■ **SUPPLIED DATA**
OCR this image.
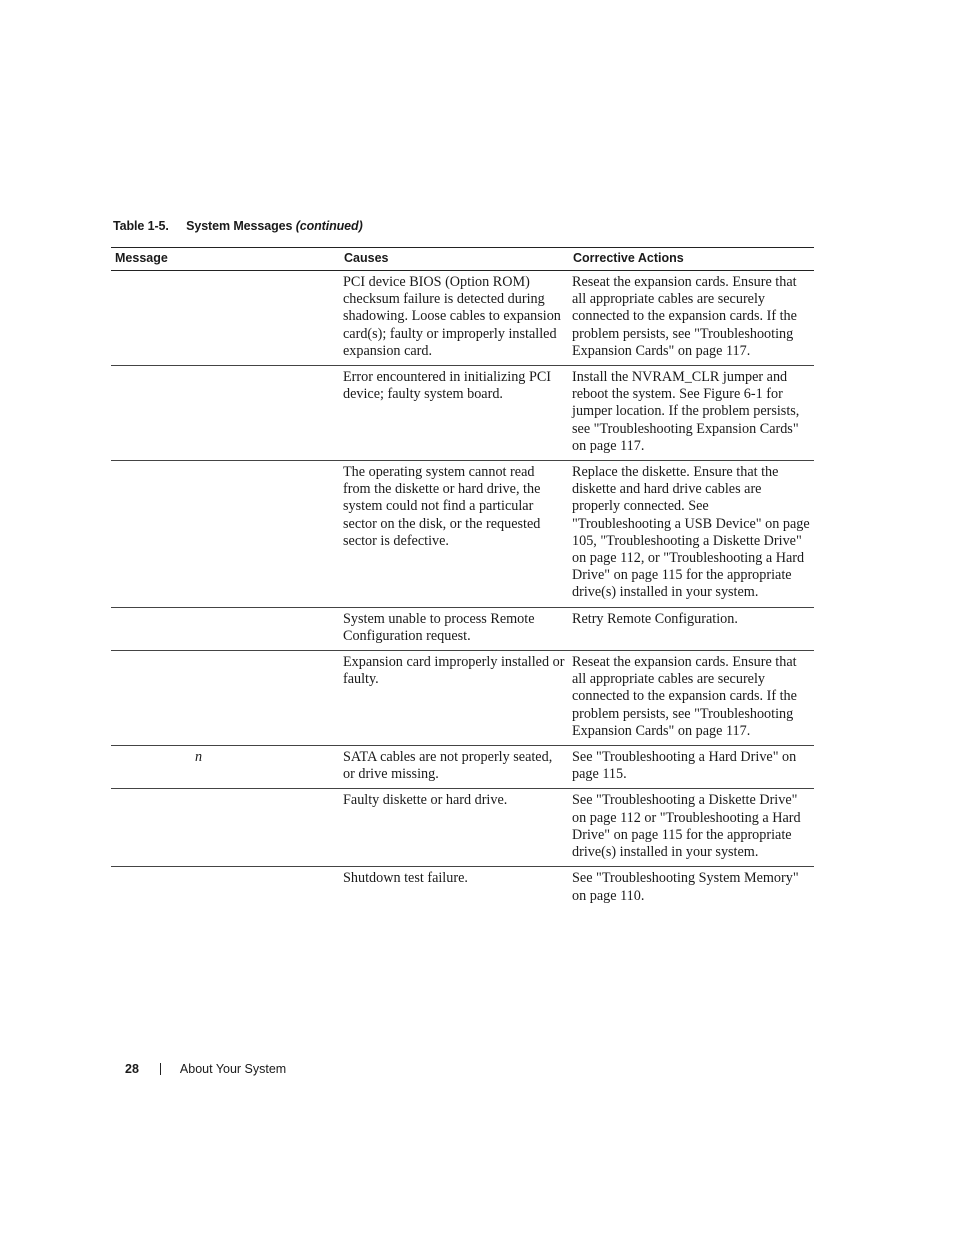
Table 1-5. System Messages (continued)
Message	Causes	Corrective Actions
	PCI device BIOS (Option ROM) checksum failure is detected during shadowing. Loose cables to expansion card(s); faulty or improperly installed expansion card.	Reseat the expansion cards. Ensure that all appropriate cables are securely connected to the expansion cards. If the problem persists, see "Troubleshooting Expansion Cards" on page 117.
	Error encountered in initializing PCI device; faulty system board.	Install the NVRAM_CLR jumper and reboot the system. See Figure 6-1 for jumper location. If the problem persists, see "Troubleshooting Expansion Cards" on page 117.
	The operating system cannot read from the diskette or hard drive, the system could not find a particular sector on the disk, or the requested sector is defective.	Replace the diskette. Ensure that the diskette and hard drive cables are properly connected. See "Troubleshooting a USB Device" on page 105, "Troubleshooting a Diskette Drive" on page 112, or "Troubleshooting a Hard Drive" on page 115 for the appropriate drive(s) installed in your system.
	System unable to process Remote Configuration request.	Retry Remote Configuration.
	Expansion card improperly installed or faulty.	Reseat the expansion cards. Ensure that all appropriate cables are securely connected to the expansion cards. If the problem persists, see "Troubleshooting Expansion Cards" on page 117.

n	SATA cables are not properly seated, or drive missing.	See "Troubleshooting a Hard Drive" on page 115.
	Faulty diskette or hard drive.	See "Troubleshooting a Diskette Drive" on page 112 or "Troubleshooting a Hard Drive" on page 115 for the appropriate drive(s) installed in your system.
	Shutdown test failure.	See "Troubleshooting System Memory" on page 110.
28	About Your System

■ **REQUEST**
Copy out each line in the listing that has the word "securely".

■ **SOLUTION FOR THIS TASK**
	PCI device BIOS (Option ROM) checksum failure is detected during shadowing. Loose cables to expansion card(s); faulty or improperly installed expansion card.	Reseat the expansion cards. Ensure that all appropriate cables are securely connected to the expansion cards. If the problem persists, see "Troubleshooting Expansion Cards" on page 117.
	Expansion card improperly installed or faulty.	Reseat the expansion cards. Ensure that all appropriate cables are securely connected to the expansion cards. If the problem persists, see "Troubleshooting Expansion Cards" on page 117.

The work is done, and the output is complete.